■ Aim ■
Find the word "York" in the data. Return every line where it appears.

■ Listed entries ■
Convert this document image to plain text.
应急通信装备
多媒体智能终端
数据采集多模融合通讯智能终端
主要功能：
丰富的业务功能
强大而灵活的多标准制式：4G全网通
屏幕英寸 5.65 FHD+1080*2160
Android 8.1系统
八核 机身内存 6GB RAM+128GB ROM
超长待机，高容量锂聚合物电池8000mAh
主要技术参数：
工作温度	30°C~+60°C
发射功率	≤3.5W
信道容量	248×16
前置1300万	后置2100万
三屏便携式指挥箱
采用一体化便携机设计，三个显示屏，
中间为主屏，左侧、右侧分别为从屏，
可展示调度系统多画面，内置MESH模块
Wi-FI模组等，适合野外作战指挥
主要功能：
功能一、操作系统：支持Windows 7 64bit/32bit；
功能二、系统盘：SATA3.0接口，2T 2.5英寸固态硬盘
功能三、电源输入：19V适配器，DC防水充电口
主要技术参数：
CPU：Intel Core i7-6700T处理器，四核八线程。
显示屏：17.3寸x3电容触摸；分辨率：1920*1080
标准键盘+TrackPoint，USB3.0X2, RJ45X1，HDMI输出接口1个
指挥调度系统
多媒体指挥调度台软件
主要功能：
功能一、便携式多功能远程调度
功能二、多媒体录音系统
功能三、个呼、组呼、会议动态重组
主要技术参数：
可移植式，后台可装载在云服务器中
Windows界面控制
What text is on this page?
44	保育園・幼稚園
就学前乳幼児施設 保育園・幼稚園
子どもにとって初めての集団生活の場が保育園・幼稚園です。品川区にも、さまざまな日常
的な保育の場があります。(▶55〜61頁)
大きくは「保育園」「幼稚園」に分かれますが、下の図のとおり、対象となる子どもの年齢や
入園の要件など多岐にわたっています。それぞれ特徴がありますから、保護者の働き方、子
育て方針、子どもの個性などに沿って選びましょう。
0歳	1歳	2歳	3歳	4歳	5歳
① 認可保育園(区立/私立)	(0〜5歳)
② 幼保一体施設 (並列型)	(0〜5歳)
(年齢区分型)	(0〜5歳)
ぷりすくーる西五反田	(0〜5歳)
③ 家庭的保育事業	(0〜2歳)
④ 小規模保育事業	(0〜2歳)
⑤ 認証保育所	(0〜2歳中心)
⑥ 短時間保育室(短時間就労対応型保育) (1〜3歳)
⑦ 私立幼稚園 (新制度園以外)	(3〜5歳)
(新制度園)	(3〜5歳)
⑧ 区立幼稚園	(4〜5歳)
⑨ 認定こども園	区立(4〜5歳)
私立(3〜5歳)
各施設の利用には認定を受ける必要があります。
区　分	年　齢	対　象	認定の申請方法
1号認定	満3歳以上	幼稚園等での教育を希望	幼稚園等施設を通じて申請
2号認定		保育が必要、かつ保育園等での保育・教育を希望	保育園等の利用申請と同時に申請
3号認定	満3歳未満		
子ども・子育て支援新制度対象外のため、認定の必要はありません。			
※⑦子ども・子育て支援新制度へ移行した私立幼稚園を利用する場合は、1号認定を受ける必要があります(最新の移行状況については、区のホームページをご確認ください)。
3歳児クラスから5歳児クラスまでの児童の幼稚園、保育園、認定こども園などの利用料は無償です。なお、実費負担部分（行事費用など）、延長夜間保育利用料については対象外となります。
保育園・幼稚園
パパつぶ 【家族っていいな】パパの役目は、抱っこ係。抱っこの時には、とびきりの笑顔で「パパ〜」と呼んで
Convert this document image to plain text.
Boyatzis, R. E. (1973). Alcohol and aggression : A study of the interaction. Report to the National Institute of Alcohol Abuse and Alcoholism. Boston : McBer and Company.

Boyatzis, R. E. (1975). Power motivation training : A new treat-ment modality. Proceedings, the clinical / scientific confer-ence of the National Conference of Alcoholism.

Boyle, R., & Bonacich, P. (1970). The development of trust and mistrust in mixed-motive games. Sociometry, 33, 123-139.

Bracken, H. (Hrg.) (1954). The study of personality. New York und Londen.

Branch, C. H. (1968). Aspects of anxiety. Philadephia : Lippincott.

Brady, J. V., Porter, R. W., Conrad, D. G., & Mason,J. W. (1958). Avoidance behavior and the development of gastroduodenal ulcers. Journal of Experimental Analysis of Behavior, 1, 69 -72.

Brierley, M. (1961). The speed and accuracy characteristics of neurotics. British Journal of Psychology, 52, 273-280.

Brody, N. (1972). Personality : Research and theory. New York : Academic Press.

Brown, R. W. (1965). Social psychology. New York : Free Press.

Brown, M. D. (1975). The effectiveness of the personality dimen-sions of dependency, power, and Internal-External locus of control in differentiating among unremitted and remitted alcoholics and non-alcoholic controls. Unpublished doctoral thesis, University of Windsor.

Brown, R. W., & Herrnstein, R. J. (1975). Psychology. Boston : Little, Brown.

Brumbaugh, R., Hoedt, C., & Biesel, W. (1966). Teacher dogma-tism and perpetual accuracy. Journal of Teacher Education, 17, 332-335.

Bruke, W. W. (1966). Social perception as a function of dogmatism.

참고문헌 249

■ Result of this task ■
Bracken, H. (Hrg.) (1954). The study of personality. New York und Londen.
Brody, N. (1972). Personality : Research and theory. New York : Academic Press.
Brown, R. W. (1965). Social psychology. New York : Free Press.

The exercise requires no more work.